_Record excerpts_
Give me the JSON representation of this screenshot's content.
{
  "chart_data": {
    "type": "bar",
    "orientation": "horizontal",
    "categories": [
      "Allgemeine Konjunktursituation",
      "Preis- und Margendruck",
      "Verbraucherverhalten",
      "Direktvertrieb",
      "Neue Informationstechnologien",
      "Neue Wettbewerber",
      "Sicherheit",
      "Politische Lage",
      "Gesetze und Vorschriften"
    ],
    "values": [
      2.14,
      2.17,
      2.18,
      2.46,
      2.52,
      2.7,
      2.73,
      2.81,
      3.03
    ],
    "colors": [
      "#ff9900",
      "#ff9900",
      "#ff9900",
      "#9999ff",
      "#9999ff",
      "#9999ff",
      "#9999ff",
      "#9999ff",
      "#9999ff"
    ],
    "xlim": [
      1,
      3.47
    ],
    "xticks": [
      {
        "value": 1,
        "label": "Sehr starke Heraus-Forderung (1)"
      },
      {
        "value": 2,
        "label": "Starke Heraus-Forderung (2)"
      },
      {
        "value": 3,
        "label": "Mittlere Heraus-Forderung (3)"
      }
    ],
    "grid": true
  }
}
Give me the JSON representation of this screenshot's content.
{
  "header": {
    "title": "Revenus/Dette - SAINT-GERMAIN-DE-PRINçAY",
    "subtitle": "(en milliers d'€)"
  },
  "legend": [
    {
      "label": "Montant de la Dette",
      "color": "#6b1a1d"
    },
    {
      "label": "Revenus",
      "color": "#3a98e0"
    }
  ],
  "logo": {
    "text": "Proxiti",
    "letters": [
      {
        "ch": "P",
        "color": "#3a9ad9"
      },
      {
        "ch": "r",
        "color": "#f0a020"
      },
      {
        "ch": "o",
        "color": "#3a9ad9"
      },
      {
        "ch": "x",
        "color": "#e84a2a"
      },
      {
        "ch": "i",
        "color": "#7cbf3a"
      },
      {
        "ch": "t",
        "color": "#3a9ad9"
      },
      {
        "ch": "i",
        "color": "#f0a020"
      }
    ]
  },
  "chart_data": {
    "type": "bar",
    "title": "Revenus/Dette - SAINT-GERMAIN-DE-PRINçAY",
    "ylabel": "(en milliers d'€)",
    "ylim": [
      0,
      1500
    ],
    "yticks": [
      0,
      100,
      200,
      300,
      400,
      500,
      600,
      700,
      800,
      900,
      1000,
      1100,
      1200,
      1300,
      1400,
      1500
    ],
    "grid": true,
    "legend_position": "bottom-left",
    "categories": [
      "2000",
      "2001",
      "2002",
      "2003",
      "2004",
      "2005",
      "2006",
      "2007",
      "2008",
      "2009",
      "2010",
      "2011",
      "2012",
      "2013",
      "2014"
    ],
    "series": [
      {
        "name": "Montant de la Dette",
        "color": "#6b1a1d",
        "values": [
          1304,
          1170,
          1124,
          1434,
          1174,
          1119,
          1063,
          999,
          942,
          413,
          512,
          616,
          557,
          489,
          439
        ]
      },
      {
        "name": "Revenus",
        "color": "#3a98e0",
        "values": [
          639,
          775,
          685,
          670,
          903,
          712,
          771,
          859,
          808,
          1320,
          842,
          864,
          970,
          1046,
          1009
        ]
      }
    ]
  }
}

_Task requirements_
All of the material must be reproduced exactly.

_Finished task_
Give me the JSON representation of this screenshot's content.
{
  "chart_data": {
    "type": "bar",
    "orientation": "horizontal",
    "categories": [
      "Allgemeine Konjunktursituation",
      "Preis- und Margendruck",
      "Verbraucherverhalten",
      "Direktvertrieb",
      "Neue Informationstechnologien",
      "Neue Wettbewerber",
      "Sicherheit",
      "Politische Lage",
      "Gesetze und Vorschriften"
    ],
    "values": [
      2.14,
      2.17,
      2.18,
      2.46,
      2.52,
      2.7,
      2.73,
      2.81,
      3.03
    ],
    "colors": [
      "#ff9900",
      "#ff9900",
      "#ff9900",
      "#9999ff",
      "#9999ff",
      "#9999ff",
      "#9999ff",
      "#9999ff",
      "#9999ff"
    ],
    "xlim": [
      1,
      3.47
    ],
    "xticks": [
      {
        "value": 1,
        "label": "Sehr starke Heraus-Forderung (1)"
      },
      {
        "value": 2,
        "label": "Starke Heraus-Forderung (2)"
      },
      {
        "value": 3,
        "label": "Mittlere Heraus-Forderung (3)"
      }
    ],
    "grid": true
  }
}
Give me the JSON representation of this screenshot's content.
{
  "header": {
    "title": "Revenus/Dette - SAINT-GERMAIN-DE-PRINçAY",
    "subtitle": "(en milliers d'€)"
  },
  "legend": [
    {
      "label": "Montant de la Dette",
      "color": "#6b1a1d"
    },
    {
      "label": "Revenus",
      "color": "#3a98e0"
    }
  ],
  "logo": {
    "text": "Proxiti",
    "letters": [
      {
        "ch": "P",
        "color": "#3a9ad9"
      },
      {
        "ch": "r",
        "color": "#f0a020"
      },
      {
        "ch": "o",
        "color": "#3a9ad9"
      },
      {
        "ch": "x",
        "color": "#e84a2a"
      },
      {
        "ch": "i",
        "color": "#7cbf3a"
      },
      {
        "ch": "t",
        "color": "#3a9ad9"
      },
      {
        "ch": "i",
        "color": "#f0a020"
      }
    ]
  },
  "chart_data": {
    "type": "bar",
    "title": "Revenus/Dette - SAINT-GERMAIN-DE-PRINçAY",
    "ylabel": "(en milliers d'€)",
    "ylim": [
      0,
      1500
    ],
    "yticks": [
      0,
      100,
      200,
      300,
      400,
      500,
      600,
      700,
      800,
      900,
      1000,
      1100,
      1200,
      1300,
      1400,
      1500
    ],
    "grid": true,
    "legend_position": "bottom-left",
    "categories": [
      "2000",
      "2001",
      "2002",
      "2003",
      "2004",
      "2005",
      "2006",
      "2007",
      "2008",
      "2009",
      "2010",
      "2011",
      "2012",
      "2013",
      "2014"
    ],
    "series": [
      {
        "name": "Montant de la Dette",
        "color": "#6b1a1d",
        "values": [
          1304,
          1170,
          1124,
          1434,
          1174,
          1119,
          1063,
          999,
          942,
          413,
          512,
          616,
          557,
          489,
          439
        ]
      },
      {
        "name": "Revenus",
        "color": "#3a98e0",
        "values": [
          639,
          775,
          685,
          670,
          903,
          712,
          771,
          859,
          808,
          1320,
          842,
          864,
          970,
          1046,
          1009
        ]
      }
    ]
  }
}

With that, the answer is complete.